-- start of INPUT FOR THIS TASK --
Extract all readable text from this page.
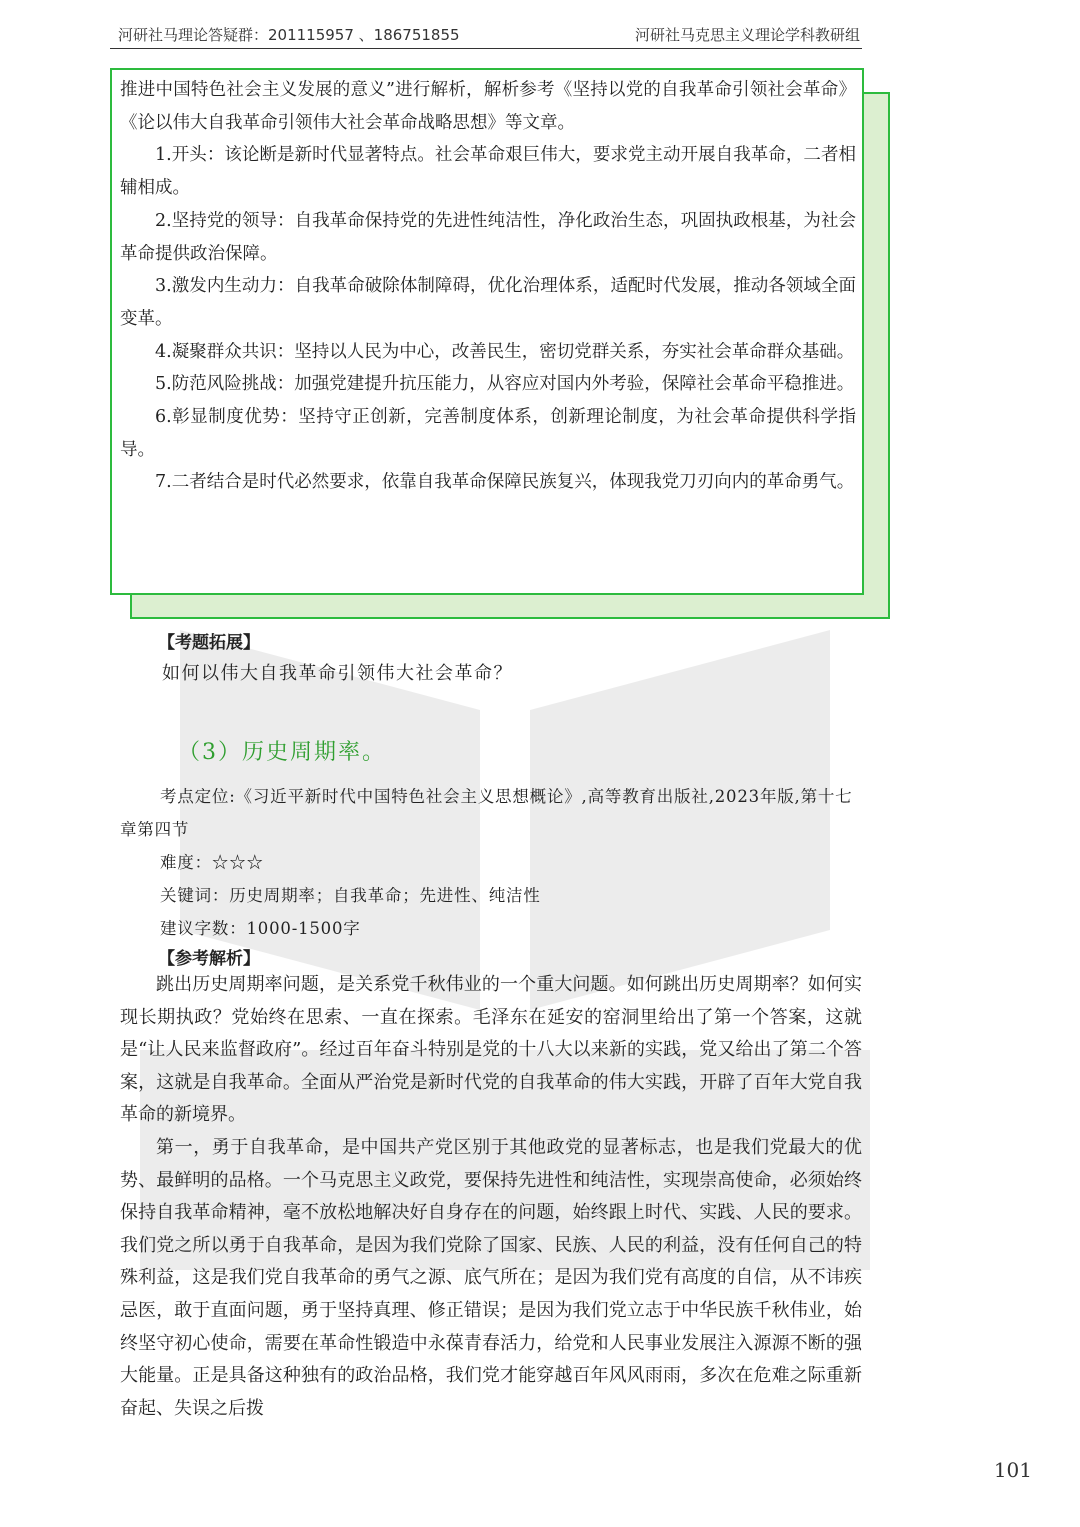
河研社马理论答疑群：201115957 、186751855	河研社马克思主义理论学科教研组

推进中国特色社会主义发展的意义”进行解析，解析参考《坚持以党的自我革命引领社会革命》《论以伟大自我革命引领伟大社会革命战略思想》等文章。

1.开头：该论断是新时代显著特点。社会革命艰巨伟大，要求党主动开展自我革命，二者相辅相成。

2.坚持党的领导：自我革命保持党的先进性纯洁性，净化政治生态，巩固执政根基，为社会革命提供政治保障。

3.激发内生动力：自我革命破除体制障碍，优化治理体系，适配时代发展，推动各领域全面变革。

4.凝聚群众共识：坚持以人民为中心，改善民生，密切党群关系，夯实社会革命群众基础。

5.防范风险挑战：加强党建提升抗压能力，从容应对国内外考验，保障社会革命平稳推进。

6.彰显制度优势：坚持守正创新，完善制度体系，创新理论制度，为社会革命提供科学指导。

7.二者结合是时代必然要求，依靠自我革命保障民族复兴，体现我党刀刃向内的革命勇气。

【考题拓展】
如何以伟大自我革命引领伟大社会革命？
（3）历史周期率。
考点定位:《习近平新时代中国特色社会主义思想概论》,高等教育出版社,2023年版,第十七章第四节
难度：☆☆☆
关键词：历史周期率；自我革命；先进性、纯洁性
建议字数：1000-1500字
【参考解析】

跳出历史周期率问题，是关系党千秋伟业的一个重大问题。如何跳出历史周期率？如何实现长期执政？党始终在思索、一直在探索。毛泽东在延安的窑洞里给出了第一个答案，这就是“让人民来监督政府”。经过百年奋斗特别是党的十八大以来新的实践，党又给出了第二个答案，这就是自我革命。全面从严治党是新时代党的自我革命的伟大实践，开辟了百年大党自我革命的新境界。

第一，勇于自我革命，是中国共产党区别于其他政党的显著标志，也是我们党最大的优势、最鲜明的品格。一个马克思主义政党，要保持先进性和纯洁性，实现崇高使命，必须始终保持自我革命精神，毫不放松地解决好自身存在的问题，始终跟上时代、实践、人民的要求。我们党之所以勇于自我革命，是因为我们党除了国家、民族、人民的利益，没有任何自己的特殊利益，这是我们党自我革命的勇气之源、底气所在；是因为我们党有高度的自信，从不讳疾忌医，敢于直面问题，勇于坚持真理、修正错误；是因为我们党立志于中华民族千秋伟业，始终坚守初心使命，需要在革命性锻造中永葆青春活力，给党和人民事业发展注入源源不断的强大能量。正是具备这种独有的政治品格，我们党才能穿越百年风风雨雨，多次在危难之际重新奋起、失误之后拨

101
-- end of INPUT FOR THIS TASK --
■ **WHAT THE EXERCISE ASKS**
Copy the whole listing above word for word but do not carry over the pictures.

■ **SOLUTION FOR THIS EXERCISE**
Extract all readable text from this page.
河研社马理论答疑群：201115957 、186751855	河研社马克思主义理论学科教研组

推进中国特色社会主义发展的意义”进行解析，解析参考《坚持以党的自我革命引领社会革命》《论以伟大自我革命引领伟大社会革命战略思想》等文章。

1.开头：该论断是新时代显著特点。社会革命艰巨伟大，要求党主动开展自我革命，二者相辅相成。

2.坚持党的领导：自我革命保持党的先进性纯洁性，净化政治生态，巩固执政根基，为社会革命提供政治保障。

3.激发内生动力：自我革命破除体制障碍，优化治理体系，适配时代发展，推动各领域全面变革。

4.凝聚群众共识：坚持以人民为中心，改善民生，密切党群关系，夯实社会革命群众基础。

5.防范风险挑战：加强党建提升抗压能力，从容应对国内外考验，保障社会革命平稳推进。

6.彰显制度优势：坚持守正创新，完善制度体系，创新理论制度，为社会革命提供科学指导。

7.二者结合是时代必然要求，依靠自我革命保障民族复兴，体现我党刀刃向内的革命勇气。

【考题拓展】
如何以伟大自我革命引领伟大社会革命？
（3）历史周期率。
考点定位:《习近平新时代中国特色社会主义思想概论》,高等教育出版社,2023年版,第十七章第四节
难度：☆☆☆
关键词：历史周期率；自我革命；先进性、纯洁性
建议字数：1000-1500字
【参考解析】

跳出历史周期率问题，是关系党千秋伟业的一个重大问题。如何跳出历史周期率？如何实现长期执政？党始终在思索、一直在探索。毛泽东在延安的窑洞里给出了第一个答案，这就是“让人民来监督政府”。经过百年奋斗特别是党的十八大以来新的实践，党又给出了第二个答案，这就是自我革命。全面从严治党是新时代党的自我革命的伟大实践，开辟了百年大党自我革命的新境界。

第一，勇于自我革命，是中国共产党区别于其他政党的显著标志，也是我们党最大的优势、最鲜明的品格。一个马克思主义政党，要保持先进性和纯洁性，实现崇高使命，必须始终保持自我革命精神，毫不放松地解决好自身存在的问题，始终跟上时代、实践、人民的要求。我们党之所以勇于自我革命，是因为我们党除了国家、民族、人民的利益，没有任何自己的特殊利益，这是我们党自我革命的勇气之源、底气所在；是因为我们党有高度的自信，从不讳疾忌医，敢于直面问题，勇于坚持真理、修正错误；是因为我们党立志于中华民族千秋伟业，始终坚守初心使命，需要在革命性锻造中永葆青春活力，给党和人民事业发展注入源源不断的强大能量。正是具备这种独有的政治品格，我们党才能穿越百年风风雨雨，多次在危难之际重新奋起、失误之后拨

101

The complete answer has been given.